Wherever the word "JSON" appears in a line, extract that line.

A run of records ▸
** Start **

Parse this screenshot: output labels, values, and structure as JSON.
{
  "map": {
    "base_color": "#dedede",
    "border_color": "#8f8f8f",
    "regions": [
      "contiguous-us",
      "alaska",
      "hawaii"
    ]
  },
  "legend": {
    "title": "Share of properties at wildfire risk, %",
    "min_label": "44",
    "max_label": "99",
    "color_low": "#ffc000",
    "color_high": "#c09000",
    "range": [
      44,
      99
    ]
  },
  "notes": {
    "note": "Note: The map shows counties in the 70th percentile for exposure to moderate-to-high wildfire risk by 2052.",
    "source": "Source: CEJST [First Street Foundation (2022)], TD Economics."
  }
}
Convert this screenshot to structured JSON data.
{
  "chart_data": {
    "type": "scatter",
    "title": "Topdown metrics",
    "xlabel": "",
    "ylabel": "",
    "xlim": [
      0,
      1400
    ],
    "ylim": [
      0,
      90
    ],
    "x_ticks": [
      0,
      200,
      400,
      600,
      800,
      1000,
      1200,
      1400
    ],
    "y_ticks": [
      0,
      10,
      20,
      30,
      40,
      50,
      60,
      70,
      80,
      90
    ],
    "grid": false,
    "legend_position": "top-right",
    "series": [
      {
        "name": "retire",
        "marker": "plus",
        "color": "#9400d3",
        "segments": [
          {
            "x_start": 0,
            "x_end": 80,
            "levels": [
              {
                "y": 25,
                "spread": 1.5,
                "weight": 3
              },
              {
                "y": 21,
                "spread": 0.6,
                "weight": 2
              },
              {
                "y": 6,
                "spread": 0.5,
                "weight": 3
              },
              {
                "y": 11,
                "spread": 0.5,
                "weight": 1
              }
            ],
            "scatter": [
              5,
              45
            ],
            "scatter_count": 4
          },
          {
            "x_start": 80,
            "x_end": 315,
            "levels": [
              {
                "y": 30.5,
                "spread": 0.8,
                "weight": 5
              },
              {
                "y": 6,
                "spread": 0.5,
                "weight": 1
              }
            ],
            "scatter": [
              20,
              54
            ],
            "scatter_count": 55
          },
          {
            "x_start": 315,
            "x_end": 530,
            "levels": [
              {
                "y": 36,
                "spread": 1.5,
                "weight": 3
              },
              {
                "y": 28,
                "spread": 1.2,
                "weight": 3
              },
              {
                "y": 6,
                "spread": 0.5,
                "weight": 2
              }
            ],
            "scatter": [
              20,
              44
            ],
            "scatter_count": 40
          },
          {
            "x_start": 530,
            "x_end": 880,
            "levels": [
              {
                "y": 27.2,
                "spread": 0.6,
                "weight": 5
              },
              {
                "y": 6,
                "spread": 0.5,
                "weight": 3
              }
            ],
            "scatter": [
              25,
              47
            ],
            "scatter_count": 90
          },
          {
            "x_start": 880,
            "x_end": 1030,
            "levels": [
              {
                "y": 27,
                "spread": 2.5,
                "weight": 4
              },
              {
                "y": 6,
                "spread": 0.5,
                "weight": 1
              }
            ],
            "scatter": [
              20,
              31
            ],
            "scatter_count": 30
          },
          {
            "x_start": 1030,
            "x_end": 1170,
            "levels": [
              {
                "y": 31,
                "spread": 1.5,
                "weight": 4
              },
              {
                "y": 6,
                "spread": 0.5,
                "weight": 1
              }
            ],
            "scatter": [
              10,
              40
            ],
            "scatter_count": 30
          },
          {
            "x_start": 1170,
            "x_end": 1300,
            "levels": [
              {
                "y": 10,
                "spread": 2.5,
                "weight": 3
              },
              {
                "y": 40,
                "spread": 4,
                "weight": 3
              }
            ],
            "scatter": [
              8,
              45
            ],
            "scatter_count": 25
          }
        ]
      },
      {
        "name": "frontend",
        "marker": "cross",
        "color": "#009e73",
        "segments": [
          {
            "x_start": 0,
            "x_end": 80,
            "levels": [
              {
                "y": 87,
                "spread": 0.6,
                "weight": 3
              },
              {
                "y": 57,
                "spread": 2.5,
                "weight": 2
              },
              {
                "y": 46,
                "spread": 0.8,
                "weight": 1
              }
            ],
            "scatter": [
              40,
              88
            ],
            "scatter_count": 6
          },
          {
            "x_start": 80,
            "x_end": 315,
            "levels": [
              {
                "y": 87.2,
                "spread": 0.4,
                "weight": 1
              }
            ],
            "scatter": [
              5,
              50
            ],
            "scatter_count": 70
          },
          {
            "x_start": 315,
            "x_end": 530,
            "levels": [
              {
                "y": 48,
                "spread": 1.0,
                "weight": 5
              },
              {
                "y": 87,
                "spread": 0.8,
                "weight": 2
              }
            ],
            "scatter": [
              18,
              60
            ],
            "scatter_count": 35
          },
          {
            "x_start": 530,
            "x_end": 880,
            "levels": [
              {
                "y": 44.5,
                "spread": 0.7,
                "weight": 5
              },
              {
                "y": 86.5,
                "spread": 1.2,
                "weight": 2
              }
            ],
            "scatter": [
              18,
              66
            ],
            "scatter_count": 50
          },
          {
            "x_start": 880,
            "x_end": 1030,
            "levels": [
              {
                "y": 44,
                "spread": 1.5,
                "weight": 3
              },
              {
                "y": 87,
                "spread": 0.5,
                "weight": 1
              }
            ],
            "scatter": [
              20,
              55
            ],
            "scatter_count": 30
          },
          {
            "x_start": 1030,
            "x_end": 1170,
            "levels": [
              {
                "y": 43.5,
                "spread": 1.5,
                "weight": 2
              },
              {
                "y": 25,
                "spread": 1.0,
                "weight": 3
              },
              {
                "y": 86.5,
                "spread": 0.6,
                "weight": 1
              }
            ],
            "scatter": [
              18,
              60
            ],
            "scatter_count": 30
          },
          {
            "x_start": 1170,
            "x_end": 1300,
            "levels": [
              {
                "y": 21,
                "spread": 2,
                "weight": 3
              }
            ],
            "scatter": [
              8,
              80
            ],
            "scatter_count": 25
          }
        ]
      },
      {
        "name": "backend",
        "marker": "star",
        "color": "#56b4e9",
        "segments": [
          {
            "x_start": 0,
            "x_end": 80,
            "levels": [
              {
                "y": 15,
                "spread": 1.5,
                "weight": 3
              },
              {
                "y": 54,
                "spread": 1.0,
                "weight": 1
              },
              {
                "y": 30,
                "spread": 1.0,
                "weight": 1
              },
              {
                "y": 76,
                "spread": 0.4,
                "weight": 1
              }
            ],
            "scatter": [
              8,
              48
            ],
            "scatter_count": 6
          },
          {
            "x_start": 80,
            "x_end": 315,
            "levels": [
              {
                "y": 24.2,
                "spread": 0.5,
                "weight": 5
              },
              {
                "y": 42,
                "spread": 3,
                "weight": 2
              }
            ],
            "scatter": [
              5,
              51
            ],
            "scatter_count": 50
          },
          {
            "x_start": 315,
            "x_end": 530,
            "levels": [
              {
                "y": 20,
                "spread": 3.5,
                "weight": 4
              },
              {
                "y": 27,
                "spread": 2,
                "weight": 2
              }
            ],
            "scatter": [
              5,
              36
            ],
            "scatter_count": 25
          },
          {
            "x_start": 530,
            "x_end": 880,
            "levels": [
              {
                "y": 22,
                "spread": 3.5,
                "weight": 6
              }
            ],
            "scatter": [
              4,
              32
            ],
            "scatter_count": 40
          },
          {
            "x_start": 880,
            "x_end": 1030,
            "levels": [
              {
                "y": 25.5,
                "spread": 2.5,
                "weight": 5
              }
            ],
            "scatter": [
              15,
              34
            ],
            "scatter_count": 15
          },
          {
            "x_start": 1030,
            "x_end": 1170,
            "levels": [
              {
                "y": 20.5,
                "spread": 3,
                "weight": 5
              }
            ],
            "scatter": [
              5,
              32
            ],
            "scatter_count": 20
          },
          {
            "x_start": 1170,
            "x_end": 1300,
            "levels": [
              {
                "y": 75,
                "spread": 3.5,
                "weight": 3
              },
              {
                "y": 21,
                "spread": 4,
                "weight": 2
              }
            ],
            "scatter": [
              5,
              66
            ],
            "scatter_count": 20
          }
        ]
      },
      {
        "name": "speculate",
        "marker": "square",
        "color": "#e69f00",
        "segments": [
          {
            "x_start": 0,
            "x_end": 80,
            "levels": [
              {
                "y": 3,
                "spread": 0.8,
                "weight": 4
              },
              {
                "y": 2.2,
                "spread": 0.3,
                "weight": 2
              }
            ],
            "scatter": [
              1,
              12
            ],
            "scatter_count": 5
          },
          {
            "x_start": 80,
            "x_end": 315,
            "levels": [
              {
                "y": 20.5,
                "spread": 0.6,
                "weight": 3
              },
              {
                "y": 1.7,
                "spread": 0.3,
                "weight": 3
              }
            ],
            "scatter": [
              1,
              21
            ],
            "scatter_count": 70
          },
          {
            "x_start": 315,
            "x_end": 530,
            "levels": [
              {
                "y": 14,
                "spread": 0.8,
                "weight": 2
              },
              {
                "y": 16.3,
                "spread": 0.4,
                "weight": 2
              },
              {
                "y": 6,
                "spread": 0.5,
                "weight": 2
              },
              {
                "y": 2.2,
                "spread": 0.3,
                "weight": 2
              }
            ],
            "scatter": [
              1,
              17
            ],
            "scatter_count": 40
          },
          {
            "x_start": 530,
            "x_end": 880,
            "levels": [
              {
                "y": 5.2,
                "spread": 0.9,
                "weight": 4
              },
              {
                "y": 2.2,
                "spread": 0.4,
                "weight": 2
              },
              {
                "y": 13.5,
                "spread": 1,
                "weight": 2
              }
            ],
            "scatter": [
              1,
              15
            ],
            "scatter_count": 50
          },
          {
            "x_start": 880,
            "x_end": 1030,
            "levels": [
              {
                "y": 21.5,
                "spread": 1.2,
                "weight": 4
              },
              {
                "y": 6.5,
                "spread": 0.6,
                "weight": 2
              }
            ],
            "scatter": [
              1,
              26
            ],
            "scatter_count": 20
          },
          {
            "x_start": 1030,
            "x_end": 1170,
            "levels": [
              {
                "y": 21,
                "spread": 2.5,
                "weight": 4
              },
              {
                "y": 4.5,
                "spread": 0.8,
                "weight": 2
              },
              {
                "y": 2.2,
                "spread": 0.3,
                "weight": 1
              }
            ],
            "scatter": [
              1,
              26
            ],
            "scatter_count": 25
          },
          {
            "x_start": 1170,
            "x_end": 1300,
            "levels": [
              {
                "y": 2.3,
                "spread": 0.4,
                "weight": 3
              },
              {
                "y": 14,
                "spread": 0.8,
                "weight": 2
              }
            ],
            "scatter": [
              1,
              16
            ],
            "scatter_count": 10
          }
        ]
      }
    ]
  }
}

** End **

WRITTEN RESPONSE ▸
Parse this screenshot: output labels, values, and structure as JSON.
Convert this screenshot to structured JSON data.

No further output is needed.